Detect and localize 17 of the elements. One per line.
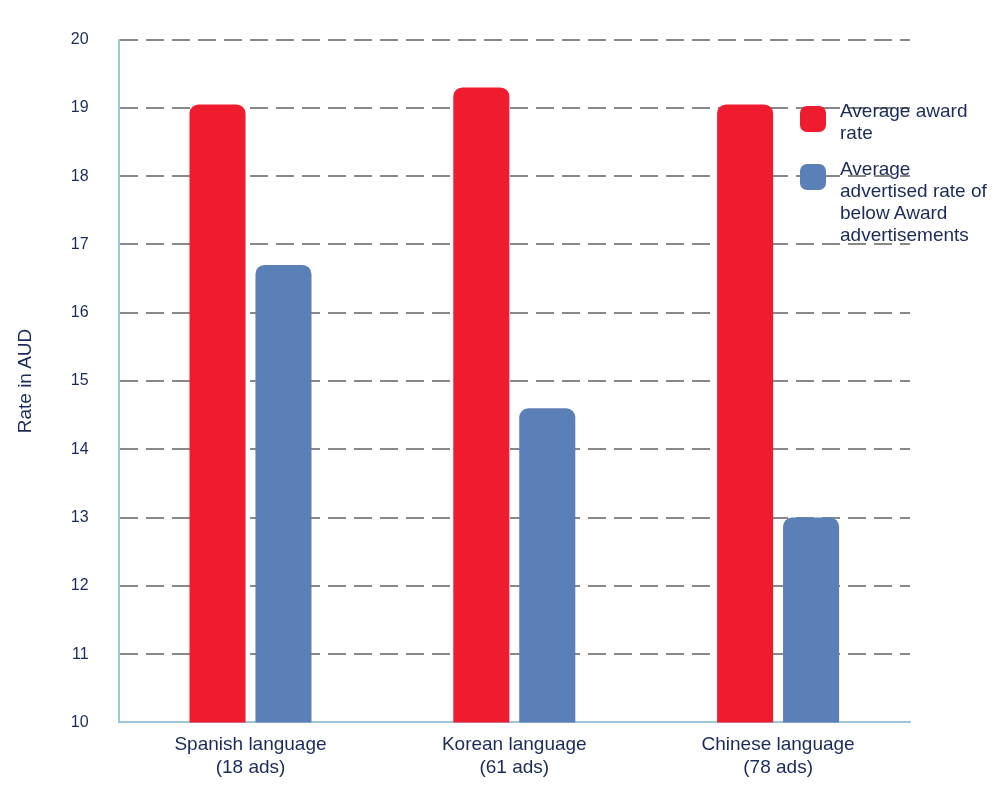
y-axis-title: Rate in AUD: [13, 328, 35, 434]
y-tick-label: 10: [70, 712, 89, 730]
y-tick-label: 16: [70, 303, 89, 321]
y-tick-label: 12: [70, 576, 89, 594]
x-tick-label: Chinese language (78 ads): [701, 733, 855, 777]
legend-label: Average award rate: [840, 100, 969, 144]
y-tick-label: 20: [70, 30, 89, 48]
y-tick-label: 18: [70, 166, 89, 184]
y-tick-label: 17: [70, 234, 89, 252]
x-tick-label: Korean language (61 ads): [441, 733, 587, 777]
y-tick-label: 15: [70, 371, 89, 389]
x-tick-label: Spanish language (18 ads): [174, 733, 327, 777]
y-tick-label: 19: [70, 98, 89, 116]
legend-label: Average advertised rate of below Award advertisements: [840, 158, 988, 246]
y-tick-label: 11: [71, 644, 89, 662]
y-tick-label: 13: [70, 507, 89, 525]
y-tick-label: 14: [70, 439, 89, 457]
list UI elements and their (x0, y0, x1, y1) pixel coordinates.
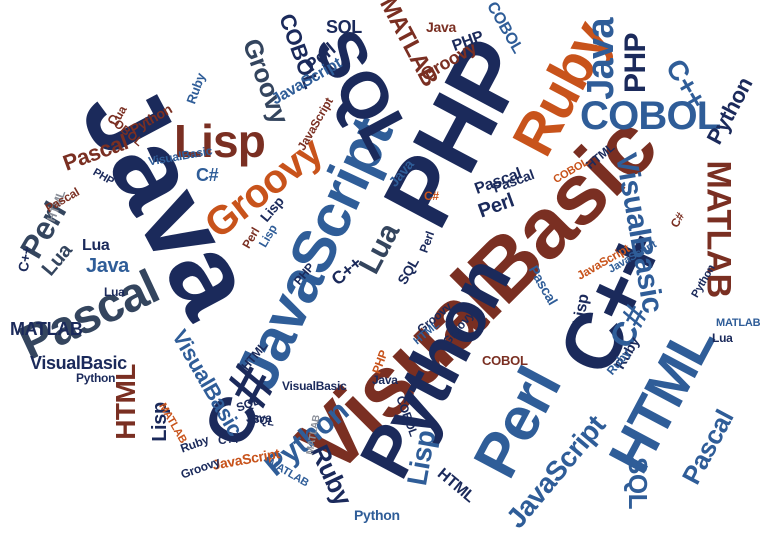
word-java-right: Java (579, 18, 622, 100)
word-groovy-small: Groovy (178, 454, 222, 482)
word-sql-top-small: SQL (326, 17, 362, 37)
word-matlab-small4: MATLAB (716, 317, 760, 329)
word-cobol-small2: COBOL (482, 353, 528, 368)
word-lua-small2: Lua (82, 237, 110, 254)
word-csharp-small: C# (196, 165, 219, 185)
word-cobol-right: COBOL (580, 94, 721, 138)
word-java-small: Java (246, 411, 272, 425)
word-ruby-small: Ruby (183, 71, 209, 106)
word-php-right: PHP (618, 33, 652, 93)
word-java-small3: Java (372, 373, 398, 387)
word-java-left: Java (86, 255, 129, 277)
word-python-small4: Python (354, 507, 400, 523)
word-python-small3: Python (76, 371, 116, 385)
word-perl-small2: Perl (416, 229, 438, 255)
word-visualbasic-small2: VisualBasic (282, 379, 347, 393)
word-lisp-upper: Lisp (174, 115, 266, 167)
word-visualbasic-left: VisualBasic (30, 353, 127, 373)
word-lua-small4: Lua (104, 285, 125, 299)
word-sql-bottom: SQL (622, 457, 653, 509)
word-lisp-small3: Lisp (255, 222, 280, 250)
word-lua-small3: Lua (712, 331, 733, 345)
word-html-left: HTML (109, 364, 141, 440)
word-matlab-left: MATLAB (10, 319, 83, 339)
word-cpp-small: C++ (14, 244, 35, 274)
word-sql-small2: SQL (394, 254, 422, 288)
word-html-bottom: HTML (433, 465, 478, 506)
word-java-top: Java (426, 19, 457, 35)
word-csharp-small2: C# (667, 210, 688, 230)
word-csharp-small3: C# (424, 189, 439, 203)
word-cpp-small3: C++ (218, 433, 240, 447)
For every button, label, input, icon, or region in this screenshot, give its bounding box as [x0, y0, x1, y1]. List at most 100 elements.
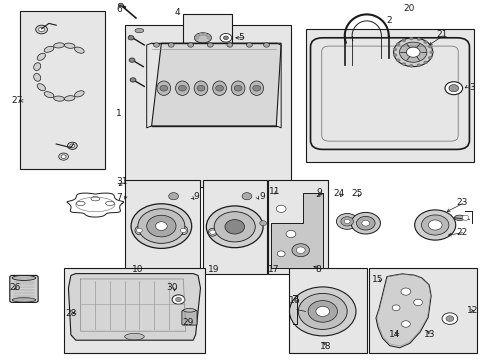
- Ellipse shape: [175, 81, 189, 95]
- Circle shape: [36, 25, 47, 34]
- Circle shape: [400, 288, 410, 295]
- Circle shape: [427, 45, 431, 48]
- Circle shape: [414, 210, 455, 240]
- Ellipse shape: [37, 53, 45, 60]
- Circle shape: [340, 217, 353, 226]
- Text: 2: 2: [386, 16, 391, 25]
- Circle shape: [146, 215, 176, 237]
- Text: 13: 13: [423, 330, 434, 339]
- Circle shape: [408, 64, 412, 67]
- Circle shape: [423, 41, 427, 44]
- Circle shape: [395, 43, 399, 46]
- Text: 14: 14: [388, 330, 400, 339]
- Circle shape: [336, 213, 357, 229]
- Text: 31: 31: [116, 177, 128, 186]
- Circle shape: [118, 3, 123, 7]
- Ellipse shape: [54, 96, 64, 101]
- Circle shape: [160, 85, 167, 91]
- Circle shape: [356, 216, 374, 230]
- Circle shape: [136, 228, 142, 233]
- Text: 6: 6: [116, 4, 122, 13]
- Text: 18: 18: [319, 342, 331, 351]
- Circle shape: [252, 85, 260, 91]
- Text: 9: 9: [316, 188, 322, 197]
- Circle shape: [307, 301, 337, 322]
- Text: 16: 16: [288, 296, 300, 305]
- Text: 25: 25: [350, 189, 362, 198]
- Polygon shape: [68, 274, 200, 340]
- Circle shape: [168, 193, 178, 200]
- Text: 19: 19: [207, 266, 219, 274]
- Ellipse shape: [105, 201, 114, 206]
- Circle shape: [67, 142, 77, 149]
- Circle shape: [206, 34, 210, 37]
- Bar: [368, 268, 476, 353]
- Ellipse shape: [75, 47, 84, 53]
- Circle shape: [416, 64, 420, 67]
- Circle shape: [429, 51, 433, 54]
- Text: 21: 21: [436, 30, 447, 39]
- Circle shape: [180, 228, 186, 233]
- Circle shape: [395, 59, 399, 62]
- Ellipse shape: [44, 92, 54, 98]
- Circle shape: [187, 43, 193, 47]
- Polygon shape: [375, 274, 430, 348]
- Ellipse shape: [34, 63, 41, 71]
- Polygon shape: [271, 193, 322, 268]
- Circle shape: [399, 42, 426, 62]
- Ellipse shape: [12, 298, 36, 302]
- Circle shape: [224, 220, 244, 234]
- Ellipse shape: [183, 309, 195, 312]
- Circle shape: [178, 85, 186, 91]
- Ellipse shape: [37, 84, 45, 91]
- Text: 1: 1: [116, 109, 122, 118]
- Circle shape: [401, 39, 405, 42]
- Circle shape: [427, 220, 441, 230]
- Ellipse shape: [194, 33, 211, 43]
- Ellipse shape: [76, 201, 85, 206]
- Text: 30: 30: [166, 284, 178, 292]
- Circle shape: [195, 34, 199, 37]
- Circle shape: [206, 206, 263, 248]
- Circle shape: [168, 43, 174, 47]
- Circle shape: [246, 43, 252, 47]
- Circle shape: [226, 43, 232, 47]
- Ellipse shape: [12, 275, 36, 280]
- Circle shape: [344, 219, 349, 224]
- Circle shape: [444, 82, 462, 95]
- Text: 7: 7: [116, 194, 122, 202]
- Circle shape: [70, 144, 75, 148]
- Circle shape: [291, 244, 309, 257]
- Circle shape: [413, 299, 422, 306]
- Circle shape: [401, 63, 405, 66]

**Exercise description**: Please copy out the lines in the records word for word, beginning at the line containing "word-java-right: Java (579, 18, 622, 100)" and stopping after the line containing "word-cpp-small3: C++ (218, 433, 240, 447)".

**Task output**:
word-java-right: Java (579, 18, 622, 100)
word-groovy-small: Groovy (178, 454, 222, 482)
word-sql-top-small: SQL (326, 17, 362, 37)
word-matlab-small4: MATLAB (716, 317, 760, 329)
word-cobol-small2: COBOL (482, 353, 528, 368)
word-lua-small2: Lua (82, 237, 110, 254)
word-csharp-small: C# (196, 165, 219, 185)
word-cobol-right: COBOL (580, 94, 721, 138)
word-java-small: Java (246, 411, 272, 425)
word-ruby-small: Ruby (183, 71, 209, 106)
word-php-right: PHP (618, 33, 652, 93)
word-java-small3: Java (372, 373, 398, 387)
word-java-left: Java (86, 255, 129, 277)
word-python-small4: Python (354, 507, 400, 523)
word-python-small3: Python (76, 371, 116, 385)
word-perl-small2: Perl (416, 229, 438, 255)
word-visualbasic-small2: VisualBasic (282, 379, 347, 393)
word-lisp-upper: Lisp (174, 115, 266, 167)
word-visualbasic-left: VisualBasic (30, 353, 127, 373)
word-lua-small4: Lua (104, 285, 125, 299)
word-sql-bottom: SQL (622, 457, 653, 509)
word-lisp-small3: Lisp (255, 222, 280, 250)
word-lua-small3: Lua (712, 331, 733, 345)
word-html-left: HTML (109, 364, 141, 440)
word-matlab-left: MATLAB (10, 319, 83, 339)
word-cpp-small: C++ (14, 244, 35, 274)
word-sql-small2: SQL (394, 254, 422, 288)
word-html-bottom: HTML (433, 465, 478, 506)
word-java-top: Java (426, 19, 457, 35)
word-csharp-small2: C# (667, 210, 688, 230)
word-csharp-small3: C# (424, 189, 439, 203)
word-cpp-small3: C++ (218, 433, 240, 447)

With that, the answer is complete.